TASK DATA:
□ □ □ □ □

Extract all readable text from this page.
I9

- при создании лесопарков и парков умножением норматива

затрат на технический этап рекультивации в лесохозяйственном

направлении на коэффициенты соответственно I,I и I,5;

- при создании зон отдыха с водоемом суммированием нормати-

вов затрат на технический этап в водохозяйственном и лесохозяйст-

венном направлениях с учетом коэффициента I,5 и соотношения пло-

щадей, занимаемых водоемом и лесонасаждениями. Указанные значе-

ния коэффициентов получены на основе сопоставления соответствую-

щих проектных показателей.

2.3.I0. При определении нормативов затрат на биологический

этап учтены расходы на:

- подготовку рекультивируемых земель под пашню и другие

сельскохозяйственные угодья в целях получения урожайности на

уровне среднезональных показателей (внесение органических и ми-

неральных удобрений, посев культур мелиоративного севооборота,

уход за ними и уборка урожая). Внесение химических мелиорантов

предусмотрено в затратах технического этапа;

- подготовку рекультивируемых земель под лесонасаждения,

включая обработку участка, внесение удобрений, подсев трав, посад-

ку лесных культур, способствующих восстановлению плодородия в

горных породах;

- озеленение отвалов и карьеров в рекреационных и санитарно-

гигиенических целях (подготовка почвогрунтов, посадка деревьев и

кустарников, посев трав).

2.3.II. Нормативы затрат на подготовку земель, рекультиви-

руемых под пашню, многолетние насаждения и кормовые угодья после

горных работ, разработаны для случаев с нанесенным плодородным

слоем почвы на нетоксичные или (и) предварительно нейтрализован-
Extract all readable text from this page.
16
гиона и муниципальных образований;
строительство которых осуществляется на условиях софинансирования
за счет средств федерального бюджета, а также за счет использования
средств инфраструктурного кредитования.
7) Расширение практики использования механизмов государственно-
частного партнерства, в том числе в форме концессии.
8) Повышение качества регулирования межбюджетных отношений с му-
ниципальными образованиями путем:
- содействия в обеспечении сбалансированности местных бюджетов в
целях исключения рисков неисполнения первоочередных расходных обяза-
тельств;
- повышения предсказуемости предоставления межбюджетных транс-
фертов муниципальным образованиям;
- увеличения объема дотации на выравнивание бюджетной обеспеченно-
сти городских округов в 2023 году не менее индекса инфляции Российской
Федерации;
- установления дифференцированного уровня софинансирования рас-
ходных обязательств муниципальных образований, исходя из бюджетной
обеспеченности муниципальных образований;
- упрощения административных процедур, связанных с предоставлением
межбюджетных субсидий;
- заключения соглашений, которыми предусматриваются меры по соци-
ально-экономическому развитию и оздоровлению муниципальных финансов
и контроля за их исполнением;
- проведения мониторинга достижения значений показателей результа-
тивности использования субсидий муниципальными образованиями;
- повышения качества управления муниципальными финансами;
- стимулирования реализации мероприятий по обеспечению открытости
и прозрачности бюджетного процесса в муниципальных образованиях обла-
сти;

□ □ □ □ □

WHAT IS NEEDED:
Set down every record above exactly as given.

RESULT OF THE EXERCISE:
Extract all readable text from this page.
I9

- при создании лесопарков и парков умножением норматива

затрат на технический этап рекультивации в лесохозяйственном

направлении на коэффициенты соответственно I,I и I,5;

- при создании зон отдыха с водоемом суммированием нормати-

вов затрат на технический этап в водохозяйственном и лесохозяйст-

венном направлениях с учетом коэффициента I,5 и соотношения пло-

щадей, занимаемых водоемом и лесонасаждениями. Указанные значе-

ния коэффициентов получены на основе сопоставления соответствую-

щих проектных показателей.

2.3.I0. При определении нормативов затрат на биологический

этап учтены расходы на:

- подготовку рекультивируемых земель под пашню и другие

сельскохозяйственные угодья в целях получения урожайности на

уровне среднезональных показателей (внесение органических и ми-

неральных удобрений, посев культур мелиоративного севооборота,

уход за ними и уборка урожая). Внесение химических мелиорантов

предусмотрено в затратах технического этапа;

- подготовку рекультивируемых земель под лесонасаждения,

включая обработку участка, внесение удобрений, подсев трав, посад-

ку лесных культур, способствующих восстановлению плодородия в

горных породах;

- озеленение отвалов и карьеров в рекреационных и санитарно-

гигиенических целях (подготовка почвогрунтов, посадка деревьев и

кустарников, посев трав).

2.3.II. Нормативы затрат на подготовку земель, рекультиви-

руемых под пашню, многолетние насаждения и кормовые угодья после

горных работ, разработаны для случаев с нанесенным плодородным

слоем почвы на нетоксичные или (и) предварительно нейтрализован-
Extract all readable text from this page.
16
гиона и муниципальных образований;
строительство которых осуществляется на условиях софинансирования
за счет средств федерального бюджета, а также за счет использования
средств инфраструктурного кредитования.
7) Расширение практики использования механизмов государственно-
частного партнерства, в том числе в форме концессии.
8) Повышение качества регулирования межбюджетных отношений с му-
ниципальными образованиями путем:
- содействия в обеспечении сбалансированности местных бюджетов в
целях исключения рисков неисполнения первоочередных расходных обяза-
тельств;
- повышения предсказуемости предоставления межбюджетных транс-
фертов муниципальным образованиям;
- увеличения объема дотации на выравнивание бюджетной обеспеченно-
сти городских округов в 2023 году не менее индекса инфляции Российской
Федерации;
- установления дифференцированного уровня софинансирования рас-
ходных обязательств муниципальных образований, исходя из бюджетной
обеспеченности муниципальных образований;
- упрощения административных процедур, связанных с предоставлением
межбюджетных субсидий;
- заключения соглашений, которыми предусматриваются меры по соци-
ально-экономическому развитию и оздоровлению муниципальных финансов
и контроля за их исполнением;
- проведения мониторинга достижения значений показателей результа-
тивности использования субсидий муниципальными образованиями;
- повышения качества управления муниципальными финансами;
- стимулирования реализации мероприятий по обеспечению открытости
и прозрачности бюджетного процесса в муниципальных образованиях обла-
сти;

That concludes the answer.